Find the lines holding the word "infusion" and collect them.

[BEGIN]

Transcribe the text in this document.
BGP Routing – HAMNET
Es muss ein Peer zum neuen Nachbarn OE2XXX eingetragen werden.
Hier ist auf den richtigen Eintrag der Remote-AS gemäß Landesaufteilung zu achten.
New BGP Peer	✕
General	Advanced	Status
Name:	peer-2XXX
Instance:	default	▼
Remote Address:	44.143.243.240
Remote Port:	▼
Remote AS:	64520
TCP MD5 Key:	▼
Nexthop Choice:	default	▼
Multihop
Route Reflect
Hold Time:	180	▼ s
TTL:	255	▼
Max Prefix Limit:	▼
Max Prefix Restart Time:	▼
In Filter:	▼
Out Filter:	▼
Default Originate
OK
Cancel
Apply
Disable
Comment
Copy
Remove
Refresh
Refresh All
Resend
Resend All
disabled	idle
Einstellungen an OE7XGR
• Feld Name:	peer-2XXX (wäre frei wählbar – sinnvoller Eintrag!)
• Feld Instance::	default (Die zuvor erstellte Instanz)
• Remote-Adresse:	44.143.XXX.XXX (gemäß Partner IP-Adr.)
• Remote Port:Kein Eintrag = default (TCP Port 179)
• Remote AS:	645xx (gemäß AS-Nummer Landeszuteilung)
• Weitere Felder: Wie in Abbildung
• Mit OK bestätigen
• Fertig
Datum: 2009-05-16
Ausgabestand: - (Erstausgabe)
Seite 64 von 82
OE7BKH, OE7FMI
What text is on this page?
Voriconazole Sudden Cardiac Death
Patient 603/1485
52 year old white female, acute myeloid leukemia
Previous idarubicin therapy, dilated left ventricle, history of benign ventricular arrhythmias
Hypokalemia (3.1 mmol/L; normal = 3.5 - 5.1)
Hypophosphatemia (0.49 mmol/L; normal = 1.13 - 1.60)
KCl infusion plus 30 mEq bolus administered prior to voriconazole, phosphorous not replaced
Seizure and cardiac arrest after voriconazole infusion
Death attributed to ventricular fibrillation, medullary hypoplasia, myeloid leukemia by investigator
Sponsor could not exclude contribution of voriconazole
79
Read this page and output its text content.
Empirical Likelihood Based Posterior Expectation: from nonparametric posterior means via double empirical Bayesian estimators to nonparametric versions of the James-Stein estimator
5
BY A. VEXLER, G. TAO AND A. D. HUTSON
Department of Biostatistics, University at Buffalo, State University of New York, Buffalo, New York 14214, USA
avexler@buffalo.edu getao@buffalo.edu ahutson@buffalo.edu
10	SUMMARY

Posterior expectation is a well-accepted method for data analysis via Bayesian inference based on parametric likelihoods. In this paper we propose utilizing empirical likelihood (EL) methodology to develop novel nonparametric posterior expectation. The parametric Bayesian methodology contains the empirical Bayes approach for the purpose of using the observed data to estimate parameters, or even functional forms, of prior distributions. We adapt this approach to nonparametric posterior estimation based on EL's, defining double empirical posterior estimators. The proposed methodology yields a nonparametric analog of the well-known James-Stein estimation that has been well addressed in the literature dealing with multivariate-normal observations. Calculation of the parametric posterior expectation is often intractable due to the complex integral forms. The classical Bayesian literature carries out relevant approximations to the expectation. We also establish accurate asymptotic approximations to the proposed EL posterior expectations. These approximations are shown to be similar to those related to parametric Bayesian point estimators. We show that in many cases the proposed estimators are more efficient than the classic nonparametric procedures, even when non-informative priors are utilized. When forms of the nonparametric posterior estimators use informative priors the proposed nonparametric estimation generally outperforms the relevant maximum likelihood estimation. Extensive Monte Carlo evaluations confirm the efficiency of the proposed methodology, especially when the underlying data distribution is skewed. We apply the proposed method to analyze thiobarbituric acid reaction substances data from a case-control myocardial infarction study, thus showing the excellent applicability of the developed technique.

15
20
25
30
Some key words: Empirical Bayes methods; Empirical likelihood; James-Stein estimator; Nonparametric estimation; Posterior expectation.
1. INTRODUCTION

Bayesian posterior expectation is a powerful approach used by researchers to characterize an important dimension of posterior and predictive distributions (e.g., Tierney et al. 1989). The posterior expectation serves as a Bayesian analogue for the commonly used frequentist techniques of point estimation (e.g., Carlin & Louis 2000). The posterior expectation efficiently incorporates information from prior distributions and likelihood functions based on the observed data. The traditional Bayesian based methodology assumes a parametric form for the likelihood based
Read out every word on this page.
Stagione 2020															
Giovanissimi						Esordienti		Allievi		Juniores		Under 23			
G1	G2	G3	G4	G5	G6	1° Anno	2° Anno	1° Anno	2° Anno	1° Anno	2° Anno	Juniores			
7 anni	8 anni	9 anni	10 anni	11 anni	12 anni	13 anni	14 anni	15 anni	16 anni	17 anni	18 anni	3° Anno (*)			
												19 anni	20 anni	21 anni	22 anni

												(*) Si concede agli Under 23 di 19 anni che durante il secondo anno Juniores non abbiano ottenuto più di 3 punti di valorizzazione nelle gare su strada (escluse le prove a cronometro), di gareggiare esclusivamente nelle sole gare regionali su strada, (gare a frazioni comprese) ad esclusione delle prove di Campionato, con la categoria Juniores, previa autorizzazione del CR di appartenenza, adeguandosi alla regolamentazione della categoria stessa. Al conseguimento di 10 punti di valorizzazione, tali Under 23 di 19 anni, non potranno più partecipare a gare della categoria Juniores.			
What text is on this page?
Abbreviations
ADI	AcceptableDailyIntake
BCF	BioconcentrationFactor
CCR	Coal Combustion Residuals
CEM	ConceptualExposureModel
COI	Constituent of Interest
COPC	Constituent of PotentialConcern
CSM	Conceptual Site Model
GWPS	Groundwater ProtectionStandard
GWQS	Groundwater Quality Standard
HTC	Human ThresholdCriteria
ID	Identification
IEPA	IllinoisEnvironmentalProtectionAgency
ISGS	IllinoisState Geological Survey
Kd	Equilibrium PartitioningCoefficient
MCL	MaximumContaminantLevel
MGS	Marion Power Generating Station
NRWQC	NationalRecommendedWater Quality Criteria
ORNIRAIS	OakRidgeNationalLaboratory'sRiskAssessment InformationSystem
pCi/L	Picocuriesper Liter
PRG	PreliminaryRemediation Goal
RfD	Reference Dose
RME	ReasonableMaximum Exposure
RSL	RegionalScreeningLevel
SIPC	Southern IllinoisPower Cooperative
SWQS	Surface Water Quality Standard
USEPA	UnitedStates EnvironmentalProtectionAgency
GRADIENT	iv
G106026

[END]

RESULT OF THIS EXERCISE:
KCl infusion plus 30 mEq bolus administered prior to voriconazole, phosphorous not replaced
Seizure and cardiac arrest after voriconazole infusion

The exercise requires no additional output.